**WRITTEN EXERCISE:** Return every record below exactly as written, omitting any pictures.

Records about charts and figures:

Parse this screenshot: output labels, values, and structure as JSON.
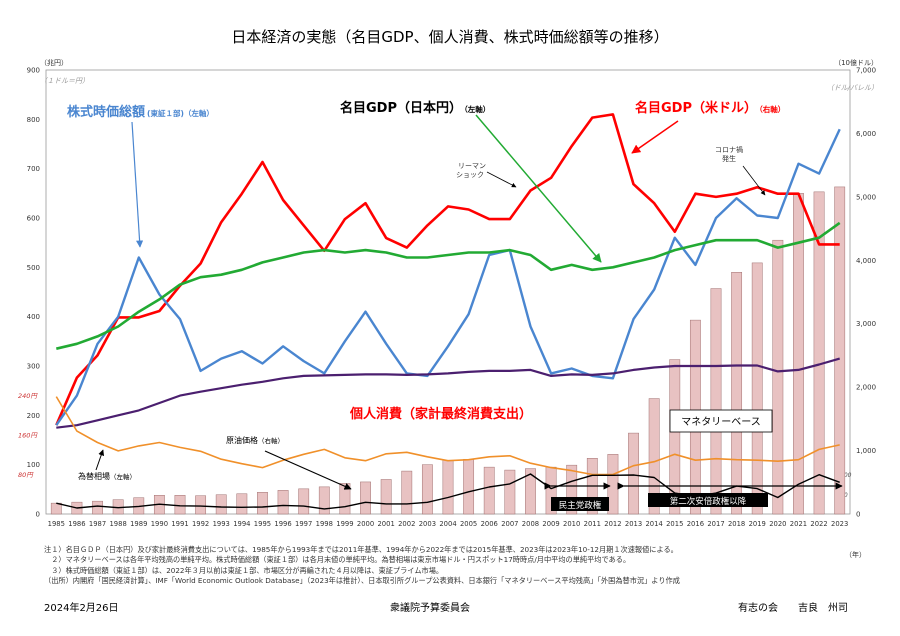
{
  "chart_data": {
    "type": "combo-bar-line",
    "title": "日本経済の実態（名目GDP、個人消費、株式時価総額等の推移）",
    "x": [
      1985,
      1986,
      1987,
      1988,
      1989,
      1990,
      1991,
      1992,
      1993,
      1994,
      1995,
      1996,
      1997,
      1998,
      1999,
      2000,
      2001,
      2002,
      2003,
      2004,
      2005,
      2006,
      2007,
      2008,
      2009,
      2010,
      2011,
      2012,
      2013,
      2014,
      2015,
      2016,
      2017,
      2018,
      2019,
      2020,
      2021,
      2022,
      2023
    ],
    "x_labels": [
      "1985",
      "1986",
      "1987",
      "1988",
      "1989",
      "1990",
      "1991",
      "1992",
      "1993",
      "1994",
      "1995",
      "1996",
      "1997",
      "1998",
      "1999",
      "2000",
      "2001",
      "2002",
      "2003",
      "2004",
      "2005",
      "2006",
      "2007",
      "2008",
      "2009",
      "2010",
      "2011",
      "2012",
      "2013",
      "2014",
      "2015",
      "2016",
      "2017",
      "2018",
      "2019",
      "2020",
      "2021",
      "2022",
      "2023"
    ],
    "x_unit": "（年）",
    "left_axis": {
      "unit": "（兆円）",
      "sub_unit": "（１ドル＝円）",
      "range": [
        0,
        900
      ],
      "ticks": [
        "0",
        "100",
        "200",
        "300",
        "400",
        "500",
        "600",
        "700",
        "800",
        "900"
      ],
      "yen_ticks": [
        "80円",
        "160円",
        "240円"
      ]
    },
    "right_axis": {
      "unit": "（10億ドル）",
      "sub_unit": "（ドル/バレル）",
      "range": [
        0,
        7000
      ],
      "ticks": [
        "0",
        "1,000",
        "2,000",
        "3,000",
        "4,000",
        "5,000",
        "6,000",
        "7,000"
      ],
      "oil_ticks": [
        "50",
        "100"
      ]
    },
    "series": [
      {
        "name": "マネタリーベース",
        "type": "bar",
        "axis": "left",
        "color": "#e8c2c2",
        "values": [
          22,
          24,
          26,
          29,
          33,
          38,
          38,
          37,
          39,
          41,
          44,
          48,
          51,
          55,
          62,
          65,
          70,
          87,
          100,
          109,
          111,
          95,
          89,
          92,
          95,
          99,
          113,
          121,
          164,
          234,
          313,
          393,
          457,
          490,
          509,
          555,
          650,
          653,
          663
        ]
      },
      {
        "name": "名目GDP（米ドル）",
        "type": "line",
        "axis": "right",
        "color": "#ff0000",
        "values": [
          1400,
          2150,
          2500,
          3100,
          3100,
          3200,
          3600,
          3950,
          4600,
          5050,
          5550,
          4950,
          4550,
          4150,
          4650,
          4900,
          4350,
          4200,
          4550,
          4850,
          4800,
          4650,
          4650,
          5100,
          5300,
          5800,
          6250,
          6300,
          5200,
          4900,
          4450,
          5050,
          5000,
          5050,
          5150,
          5050,
          5050,
          4250,
          4250
        ]
      },
      {
        "name": "株式時価総額（東証１部）",
        "type": "line",
        "axis": "left",
        "color": "#4a86d0",
        "values": [
          180,
          240,
          345,
          400,
          520,
          445,
          395,
          290,
          315,
          330,
          305,
          340,
          310,
          285,
          350,
          410,
          345,
          285,
          280,
          340,
          405,
          525,
          535,
          380,
          285,
          295,
          280,
          275,
          395,
          455,
          560,
          505,
          600,
          640,
          605,
          600,
          710,
          690,
          780
        ]
      },
      {
        "name": "名目GDP（日本円）",
        "type": "line",
        "axis": "left",
        "color": "#22aa33",
        "values": [
          335,
          345,
          360,
          380,
          410,
          435,
          465,
          480,
          485,
          495,
          510,
          520,
          530,
          535,
          530,
          535,
          530,
          520,
          520,
          525,
          530,
          530,
          535,
          525,
          495,
          505,
          495,
          500,
          510,
          520,
          535,
          545,
          555,
          555,
          555,
          540,
          550,
          560,
          590
        ]
      },
      {
        "name": "個人消費（家計最終消費支出）",
        "type": "line",
        "axis": "left",
        "color": "#4b1f6f",
        "values": [
          175,
          180,
          190,
          200,
          210,
          225,
          240,
          248,
          255,
          262,
          268,
          275,
          280,
          281,
          282,
          283,
          283,
          282,
          283,
          285,
          288,
          290,
          290,
          292,
          280,
          283,
          282,
          285,
          292,
          297,
          300,
          300,
          300,
          301,
          301,
          289,
          292,
          303,
          315
        ]
      },
      {
        "name": "為替相場",
        "type": "line",
        "axis": "left",
        "color": "#f0902a",
        "values": [
          238,
          168,
          145,
          128,
          138,
          145,
          135,
          127,
          111,
          102,
          94,
          109,
          121,
          131,
          114,
          108,
          122,
          125,
          116,
          108,
          110,
          116,
          118,
          103,
          94,
          88,
          80,
          80,
          98,
          106,
          121,
          109,
          112,
          110,
          109,
          107,
          110,
          131,
          140
        ]
      },
      {
        "name": "原油価格",
        "type": "line",
        "axis": "right",
        "color": "#000000",
        "values": [
          170,
          95,
          125,
          100,
          120,
          155,
          130,
          125,
          110,
          105,
          110,
          135,
          125,
          80,
          115,
          185,
          160,
          160,
          185,
          260,
          350,
          425,
          475,
          630,
          400,
          515,
          610,
          610,
          615,
          575,
          330,
          280,
          330,
          440,
          400,
          260,
          470,
          620,
          500
        ]
      }
    ],
    "annotations": [
      {
        "text": "株式時価総額",
        "small": "(東証１部)（左軸）"
      },
      {
        "text": "名目GDP（日本円）",
        "small": "（左軸）"
      },
      {
        "text": "名目GDP（米ドル）",
        "small": "（右軸）"
      },
      {
        "text": "個人消費（家計最終消費支出）"
      },
      {
        "text": "マネタリーベース"
      },
      {
        "text": "リーマン\nショック"
      },
      {
        "text": "コロナ禍\n発生"
      },
      {
        "text": "原油価格",
        "small": "（右軸）"
      },
      {
        "text": "為替相場",
        "small": "（左軸）"
      },
      {
        "text": "民主党政権"
      },
      {
        "text": "第二次安倍政権以降"
      }
    ]
  },
  "labels": {
    "stock": "株式時価総額",
    "stock_small": "(東証１部)（左軸）",
    "gdp_yen": "名目GDP（日本円）",
    "gdp_yen_small": "（左軸）",
    "gdp_usd": "名目GDP（米ドル）",
    "gdp_usd_small": "（右軸）",
    "consumption": "個人消費（家計最終消費支出）",
    "monetary": "マネタリーベース",
    "lehman_1": "リーマン",
    "lehman_2": "ショック",
    "corona_1": "コロナ禍",
    "corona_2": "発生",
    "oil": "原油価格",
    "oil_small": "（右軸）",
    "fx": "為替相場",
    "fx_small": "（左軸）",
    "dpj": "民主党政権",
    "abe": "第二次安倍政権以降"
  },
  "notes": [
    "注１）名目ＧＤＰ（日本円）及び家計最終消費支出については、1985年から1993年までは2011年基準、1994年から2022年までは2015年基準、2023年は2023年10-12月期１次速報値による。",
    "　２）マネタリーベースは各年平均残高の単純平均。株式時価総額（東証１部）は各月末値の単純平均。為替相場は東京市場ドル・円スポット17時時点/月中平均の単純平均である。",
    "　３）株式時価総額（東証１部）は、2022年３月以前は東証１部、市場区分が再編された４月以降は、東証プライム市場。",
    "（出所）内閣府「国民経済計算」、IMF「World Economic Outlook Database」（2023年は推計）、日本取引所グループ公表資料、日本銀行「マネタリーベース平均残高」「外国為替市況」より作成"
  ],
  "footer": {
    "date": "2024年2月26日",
    "org": "衆議院予算委員会",
    "author": "有志の会　　吉良　州司"
  }
}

**THE COMPLETED TASK:**
Parse this screenshot: output labels, values, and structure as JSON.
{
  "chart_data": {
    "type": "combo-bar-line",
    "title": "日本経済の実態（名目GDP、個人消費、株式時価総額等の推移）",
    "x": [
      1985,
      1986,
      1987,
      1988,
      1989,
      1990,
      1991,
      1992,
      1993,
      1994,
      1995,
      1996,
      1997,
      1998,
      1999,
      2000,
      2001,
      2002,
      2003,
      2004,
      2005,
      2006,
      2007,
      2008,
      2009,
      2010,
      2011,
      2012,
      2013,
      2014,
      2015,
      2016,
      2017,
      2018,
      2019,
      2020,
      2021,
      2022,
      2023
    ],
    "x_labels": [
      "1985",
      "1986",
      "1987",
      "1988",
      "1989",
      "1990",
      "1991",
      "1992",
      "1993",
      "1994",
      "1995",
      "1996",
      "1997",
      "1998",
      "1999",
      "2000",
      "2001",
      "2002",
      "2003",
      "2004",
      "2005",
      "2006",
      "2007",
      "2008",
      "2009",
      "2010",
      "2011",
      "2012",
      "2013",
      "2014",
      "2015",
      "2016",
      "2017",
      "2018",
      "2019",
      "2020",
      "2021",
      "2022",
      "2023"
    ],
    "x_unit": "（年）",
    "left_axis": {
      "unit": "（兆円）",
      "sub_unit": "（１ドル＝円）",
      "range": [
        0,
        900
      ],
      "ticks": [
        "0",
        "100",
        "200",
        "300",
        "400",
        "500",
        "600",
        "700",
        "800",
        "900"
      ],
      "yen_ticks": [
        "80円",
        "160円",
        "240円"
      ]
    },
    "right_axis": {
      "unit": "（10億ドル）",
      "sub_unit": "（ドル/バレル）",
      "range": [
        0,
        7000
      ],
      "ticks": [
        "0",
        "1,000",
        "2,000",
        "3,000",
        "4,000",
        "5,000",
        "6,000",
        "7,000"
      ],
      "oil_ticks": [
        "50",
        "100"
      ]
    },
    "series": [
      {
        "name": "マネタリーベース",
        "type": "bar",
        "axis": "left",
        "color": "#e8c2c2",
        "values": [
          22,
          24,
          26,
          29,
          33,
          38,
          38,
          37,
          39,
          41,
          44,
          48,
          51,
          55,
          62,
          65,
          70,
          87,
          100,
          109,
          111,
          95,
          89,
          92,
          95,
          99,
          113,
          121,
          164,
          234,
          313,
          393,
          457,
          490,
          509,
          555,
          650,
          653,
          663
        ]
      },
      {
        "name": "名目GDP（米ドル）",
        "type": "line",
        "axis": "right",
        "color": "#ff0000",
        "values": [
          1400,
          2150,
          2500,
          3100,
          3100,
          3200,
          3600,
          3950,
          4600,
          5050,
          5550,
          4950,
          4550,
          4150,
          4650,
          4900,
          4350,
          4200,
          4550,
          4850,
          4800,
          4650,
          4650,
          5100,
          5300,
          5800,
          6250,
          6300,
          5200,
          4900,
          4450,
          5050,
          5000,
          5050,
          5150,
          5050,
          5050,
          4250,
          4250
        ]
      },
      {
        "name": "株式時価総額（東証１部）",
        "type": "line",
        "axis": "left",
        "color": "#4a86d0",
        "values": [
          180,
          240,
          345,
          400,
          520,
          445,
          395,
          290,
          315,
          330,
          305,
          340,
          310,
          285,
          350,
          410,
          345,
          285,
          280,
          340,
          405,
          525,
          535,
          380,
          285,
          295,
          280,
          275,
          395,
          455,
          560,
          505,
          600,
          640,
          605,
          600,
          710,
          690,
          780
        ]
      },
      {
        "name": "名目GDP（日本円）",
        "type": "line",
        "axis": "left",
        "color": "#22aa33",
        "values": [
          335,
          345,
          360,
          380,
          410,
          435,
          465,
          480,
          485,
          495,
          510,
          520,
          530,
          535,
          530,
          535,
          530,
          520,
          520,
          525,
          530,
          530,
          535,
          525,
          495,
          505,
          495,
          500,
          510,
          520,
          535,
          545,
          555,
          555,
          555,
          540,
          550,
          560,
          590
        ]
      },
      {
        "name": "個人消費（家計最終消費支出）",
        "type": "line",
        "axis": "left",
        "color": "#4b1f6f",
        "values": [
          175,
          180,
          190,
          200,
          210,
          225,
          240,
          248,
          255,
          262,
          268,
          275,
          280,
          281,
          282,
          283,
          283,
          282,
          283,
          285,
          288,
          290,
          290,
          292,
          280,
          283,
          282,
          285,
          292,
          297,
          300,
          300,
          300,
          301,
          301,
          289,
          292,
          303,
          315
        ]
      },
      {
        "name": "為替相場",
        "type": "line",
        "axis": "left",
        "color": "#f0902a",
        "values": [
          238,
          168,
          145,
          128,
          138,
          145,
          135,
          127,
          111,
          102,
          94,
          109,
          121,
          131,
          114,
          108,
          122,
          125,
          116,
          108,
          110,
          116,
          118,
          103,
          94,
          88,
          80,
          80,
          98,
          106,
          121,
          109,
          112,
          110,
          109,
          107,
          110,
          131,
          140
        ]
      },
      {
        "name": "原油価格",
        "type": "line",
        "axis": "right",
        "color": "#000000",
        "values": [
          170,
          95,
          125,
          100,
          120,
          155,
          130,
          125,
          110,
          105,
          110,
          135,
          125,
          80,
          115,
          185,
          160,
          160,
          185,
          260,
          350,
          425,
          475,
          630,
          400,
          515,
          610,
          610,
          615,
          575,
          330,
          280,
          330,
          440,
          400,
          260,
          470,
          620,
          500
        ]
      }
    ],
    "annotations": [
      {
        "text": "株式時価総額",
        "small": "(東証１部)（左軸）"
      },
      {
        "text": "名目GDP（日本円）",
        "small": "（左軸）"
      },
      {
        "text": "名目GDP（米ドル）",
        "small": "（右軸）"
      },
      {
        "text": "個人消費（家計最終消費支出）"
      },
      {
        "text": "マネタリーベース"
      },
      {
        "text": "リーマン\nショック"
      },
      {
        "text": "コロナ禍\n発生"
      },
      {
        "text": "原油価格",
        "small": "（右軸）"
      },
      {
        "text": "為替相場",
        "small": "（左軸）"
      },
      {
        "text": "民主党政権"
      },
      {
        "text": "第二次安倍政権以降"
      }
    ]
  },
  "labels": {
    "stock": "株式時価総額",
    "stock_small": "(東証１部)（左軸）",
    "gdp_yen": "名目GDP（日本円）",
    "gdp_yen_small": "（左軸）",
    "gdp_usd": "名目GDP（米ドル）",
    "gdp_usd_small": "（右軸）",
    "consumption": "個人消費（家計最終消費支出）",
    "monetary": "マネタリーベース",
    "lehman_1": "リーマン",
    "lehman_2": "ショック",
    "corona_1": "コロナ禍",
    "corona_2": "発生",
    "oil": "原油価格",
    "oil_small": "（右軸）",
    "fx": "為替相場",
    "fx_small": "（左軸）",
    "dpj": "民主党政権",
    "abe": "第二次安倍政権以降"
  },
  "notes": [
    "注１）名目ＧＤＰ（日本円）及び家計最終消費支出については、1985年から1993年までは2011年基準、1994年から2022年までは2015年基準、2023年は2023年10-12月期１次速報値による。",
    "　２）マネタリーベースは各年平均残高の単純平均。株式時価総額（東証１部）は各月末値の単純平均。為替相場は東京市場ドル・円スポット17時時点/月中平均の単純平均である。",
    "　３）株式時価総額（東証１部）は、2022年３月以前は東証１部、市場区分が再編された４月以降は、東証プライム市場。",
    "（出所）内閣府「国民経済計算」、IMF「World Economic Outlook Database」（2023年は推計）、日本取引所グループ公表資料、日本銀行「マネタリーベース平均残高」「外国為替市況」より作成"
  ],
  "footer": {
    "date": "2024年2月26日",
    "org": "衆議院予算委員会",
    "author": "有志の会　　吉良　州司"
  }
}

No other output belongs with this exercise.